◆ **What the exercise asks**
Please write the listing below out again exactly, leaving every picture behind.

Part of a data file

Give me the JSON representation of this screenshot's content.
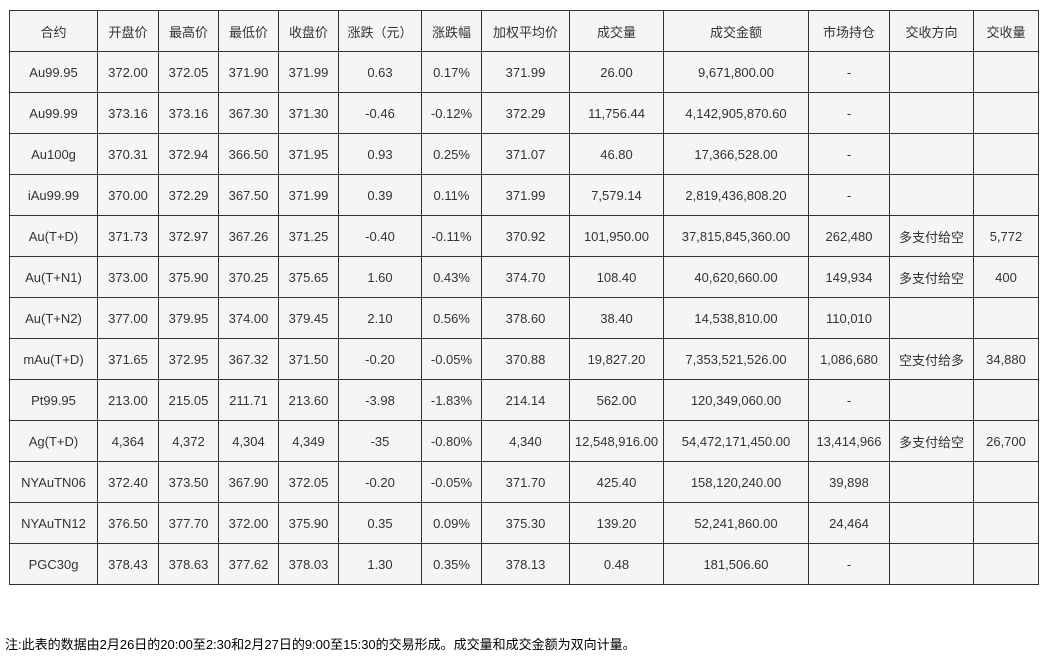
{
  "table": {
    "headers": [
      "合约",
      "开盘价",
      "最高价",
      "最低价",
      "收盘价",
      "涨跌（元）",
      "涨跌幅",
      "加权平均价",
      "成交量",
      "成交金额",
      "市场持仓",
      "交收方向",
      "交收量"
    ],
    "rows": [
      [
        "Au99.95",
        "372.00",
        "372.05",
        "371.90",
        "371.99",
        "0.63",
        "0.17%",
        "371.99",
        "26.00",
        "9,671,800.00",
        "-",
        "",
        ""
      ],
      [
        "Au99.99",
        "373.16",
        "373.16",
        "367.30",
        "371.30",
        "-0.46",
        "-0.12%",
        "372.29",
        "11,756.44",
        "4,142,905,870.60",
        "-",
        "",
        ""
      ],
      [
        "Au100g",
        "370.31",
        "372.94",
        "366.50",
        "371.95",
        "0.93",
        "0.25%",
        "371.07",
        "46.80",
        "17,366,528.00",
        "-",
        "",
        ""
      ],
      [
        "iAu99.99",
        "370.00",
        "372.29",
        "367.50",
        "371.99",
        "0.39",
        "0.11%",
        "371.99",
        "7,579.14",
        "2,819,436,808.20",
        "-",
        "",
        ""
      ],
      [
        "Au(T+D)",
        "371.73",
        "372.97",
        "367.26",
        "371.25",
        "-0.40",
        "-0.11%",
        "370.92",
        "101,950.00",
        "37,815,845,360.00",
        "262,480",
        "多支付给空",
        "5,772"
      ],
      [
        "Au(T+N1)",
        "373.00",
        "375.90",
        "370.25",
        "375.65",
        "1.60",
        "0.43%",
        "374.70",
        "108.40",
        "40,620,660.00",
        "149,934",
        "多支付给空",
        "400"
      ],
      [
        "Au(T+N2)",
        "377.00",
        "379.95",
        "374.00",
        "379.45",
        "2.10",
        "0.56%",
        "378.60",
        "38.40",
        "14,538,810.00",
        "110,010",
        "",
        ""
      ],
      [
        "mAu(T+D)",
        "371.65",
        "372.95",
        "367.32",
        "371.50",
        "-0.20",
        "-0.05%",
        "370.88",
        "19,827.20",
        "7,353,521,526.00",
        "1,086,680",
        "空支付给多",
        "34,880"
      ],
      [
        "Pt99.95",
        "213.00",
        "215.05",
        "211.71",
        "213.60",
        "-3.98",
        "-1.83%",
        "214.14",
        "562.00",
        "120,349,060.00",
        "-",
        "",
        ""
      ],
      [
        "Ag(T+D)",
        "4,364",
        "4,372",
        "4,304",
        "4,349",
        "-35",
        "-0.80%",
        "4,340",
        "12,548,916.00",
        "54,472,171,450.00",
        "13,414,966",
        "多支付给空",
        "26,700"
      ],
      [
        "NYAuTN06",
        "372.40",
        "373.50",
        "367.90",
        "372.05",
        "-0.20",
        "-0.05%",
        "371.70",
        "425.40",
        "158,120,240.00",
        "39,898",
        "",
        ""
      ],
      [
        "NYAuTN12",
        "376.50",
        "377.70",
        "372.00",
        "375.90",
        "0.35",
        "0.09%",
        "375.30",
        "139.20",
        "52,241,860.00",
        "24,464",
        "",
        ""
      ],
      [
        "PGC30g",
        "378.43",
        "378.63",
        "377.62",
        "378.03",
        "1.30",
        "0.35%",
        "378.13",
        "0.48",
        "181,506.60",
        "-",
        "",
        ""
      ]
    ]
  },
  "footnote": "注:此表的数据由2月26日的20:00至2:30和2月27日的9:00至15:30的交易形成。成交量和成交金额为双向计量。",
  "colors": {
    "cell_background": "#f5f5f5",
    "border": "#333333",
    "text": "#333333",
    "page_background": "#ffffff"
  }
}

◆ **Result of the exercise**
Give me the JSON representation of this screenshot's content.
{
  "table": {
    "headers": [
      "合约",
      "开盘价",
      "最高价",
      "最低价",
      "收盘价",
      "涨跌（元）",
      "涨跌幅",
      "加权平均价",
      "成交量",
      "成交金额",
      "市场持仓",
      "交收方向",
      "交收量"
    ],
    "rows": [
      [
        "Au99.95",
        "372.00",
        "372.05",
        "371.90",
        "371.99",
        "0.63",
        "0.17%",
        "371.99",
        "26.00",
        "9,671,800.00",
        "-",
        "",
        ""
      ],
      [
        "Au99.99",
        "373.16",
        "373.16",
        "367.30",
        "371.30",
        "-0.46",
        "-0.12%",
        "372.29",
        "11,756.44",
        "4,142,905,870.60",
        "-",
        "",
        ""
      ],
      [
        "Au100g",
        "370.31",
        "372.94",
        "366.50",
        "371.95",
        "0.93",
        "0.25%",
        "371.07",
        "46.80",
        "17,366,528.00",
        "-",
        "",
        ""
      ],
      [
        "iAu99.99",
        "370.00",
        "372.29",
        "367.50",
        "371.99",
        "0.39",
        "0.11%",
        "371.99",
        "7,579.14",
        "2,819,436,808.20",
        "-",
        "",
        ""
      ],
      [
        "Au(T+D)",
        "371.73",
        "372.97",
        "367.26",
        "371.25",
        "-0.40",
        "-0.11%",
        "370.92",
        "101,950.00",
        "37,815,845,360.00",
        "262,480",
        "多支付给空",
        "5,772"
      ],
      [
        "Au(T+N1)",
        "373.00",
        "375.90",
        "370.25",
        "375.65",
        "1.60",
        "0.43%",
        "374.70",
        "108.40",
        "40,620,660.00",
        "149,934",
        "多支付给空",
        "400"
      ],
      [
        "Au(T+N2)",
        "377.00",
        "379.95",
        "374.00",
        "379.45",
        "2.10",
        "0.56%",
        "378.60",
        "38.40",
        "14,538,810.00",
        "110,010",
        "",
        ""
      ],
      [
        "mAu(T+D)",
        "371.65",
        "372.95",
        "367.32",
        "371.50",
        "-0.20",
        "-0.05%",
        "370.88",
        "19,827.20",
        "7,353,521,526.00",
        "1,086,680",
        "空支付给多",
        "34,880"
      ],
      [
        "Pt99.95",
        "213.00",
        "215.05",
        "211.71",
        "213.60",
        "-3.98",
        "-1.83%",
        "214.14",
        "562.00",
        "120,349,060.00",
        "-",
        "",
        ""
      ],
      [
        "Ag(T+D)",
        "4,364",
        "4,372",
        "4,304",
        "4,349",
        "-35",
        "-0.80%",
        "4,340",
        "12,548,916.00",
        "54,472,171,450.00",
        "13,414,966",
        "多支付给空",
        "26,700"
      ],
      [
        "NYAuTN06",
        "372.40",
        "373.50",
        "367.90",
        "372.05",
        "-0.20",
        "-0.05%",
        "371.70",
        "425.40",
        "158,120,240.00",
        "39,898",
        "",
        ""
      ],
      [
        "NYAuTN12",
        "376.50",
        "377.70",
        "372.00",
        "375.90",
        "0.35",
        "0.09%",
        "375.30",
        "139.20",
        "52,241,860.00",
        "24,464",
        "",
        ""
      ],
      [
        "PGC30g",
        "378.43",
        "378.63",
        "377.62",
        "378.03",
        "1.30",
        "0.35%",
        "378.13",
        "0.48",
        "181,506.60",
        "-",
        "",
        ""
      ]
    ]
  },
  "footnote": "注:此表的数据由2月26日的20:00至2:30和2月27日的9:00至15:30的交易形成。成交量和成交金额为双向计量。",
  "colors": {
    "cell_background": "#f5f5f5",
    "border": "#333333",
    "text": "#333333",
    "page_background": "#ffffff"
  }
}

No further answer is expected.